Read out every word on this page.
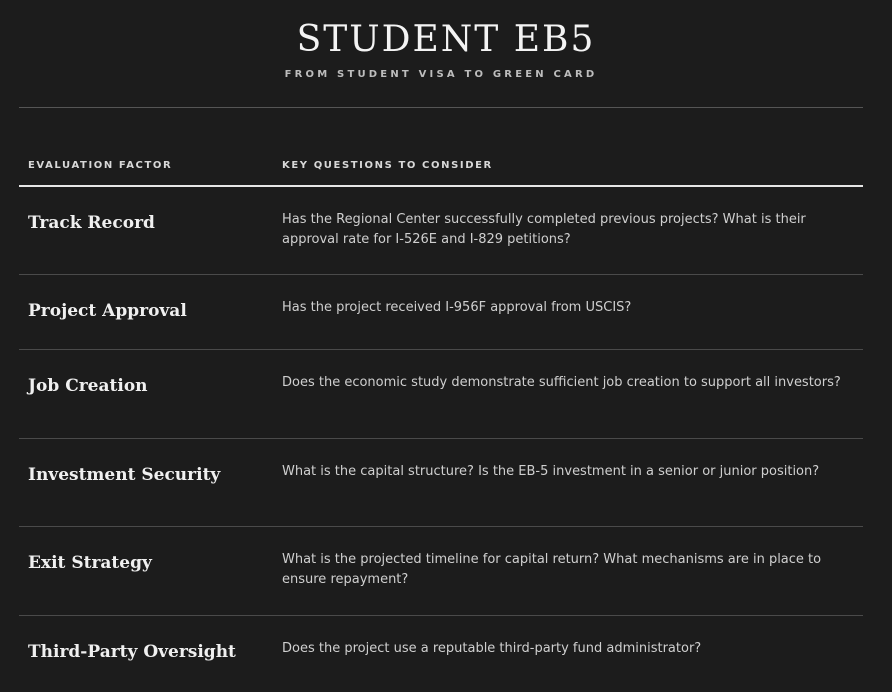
STUDENT EB5
FROM STUDENT VISA TO GREEN CARD
EVALUATION FACTOR	KEY QUESTIONS TO CONSIDER
Track Record	Has the Regional Center successfully completed previous projects? What is their approval rate for I-526E and I-829 petitions?
Project Approval	Has the project received I-956F approval from USCIS?
Job Creation	Does the economic study demonstrate sufficient job creation to support all investors?
Investment Security	What is the capital structure? Is the EB-5 investment in a senior or junior position?
Exit Strategy	What is the projected timeline for capital return? What mechanisms are in place to ensure repayment?
Third-Party Oversight	Does the project use a reputable third-party fund administrator?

━━━

Quote the data above in full and without alteration; skip the pictures.

Read out every word on this page.
STUDENT EB5
FROM STUDENT VISA TO GREEN CARD
EVALUATION FACTOR	KEY QUESTIONS TO CONSIDER
Track Record	Has the Regional Center successfully completed previous projects? What is their approval rate for I-526E and I-829 petitions?
Project Approval	Has the project received I-956F approval from USCIS?
Job Creation	Does the economic study demonstrate sufficient job creation to support all investors?
Investment Security	What is the capital structure? Is the EB-5 investment in a senior or junior position?
Exit Strategy	What is the projected timeline for capital return? What mechanisms are in place to ensure repayment?
Third-Party Oversight	Does the project use a reputable third-party fund administrator?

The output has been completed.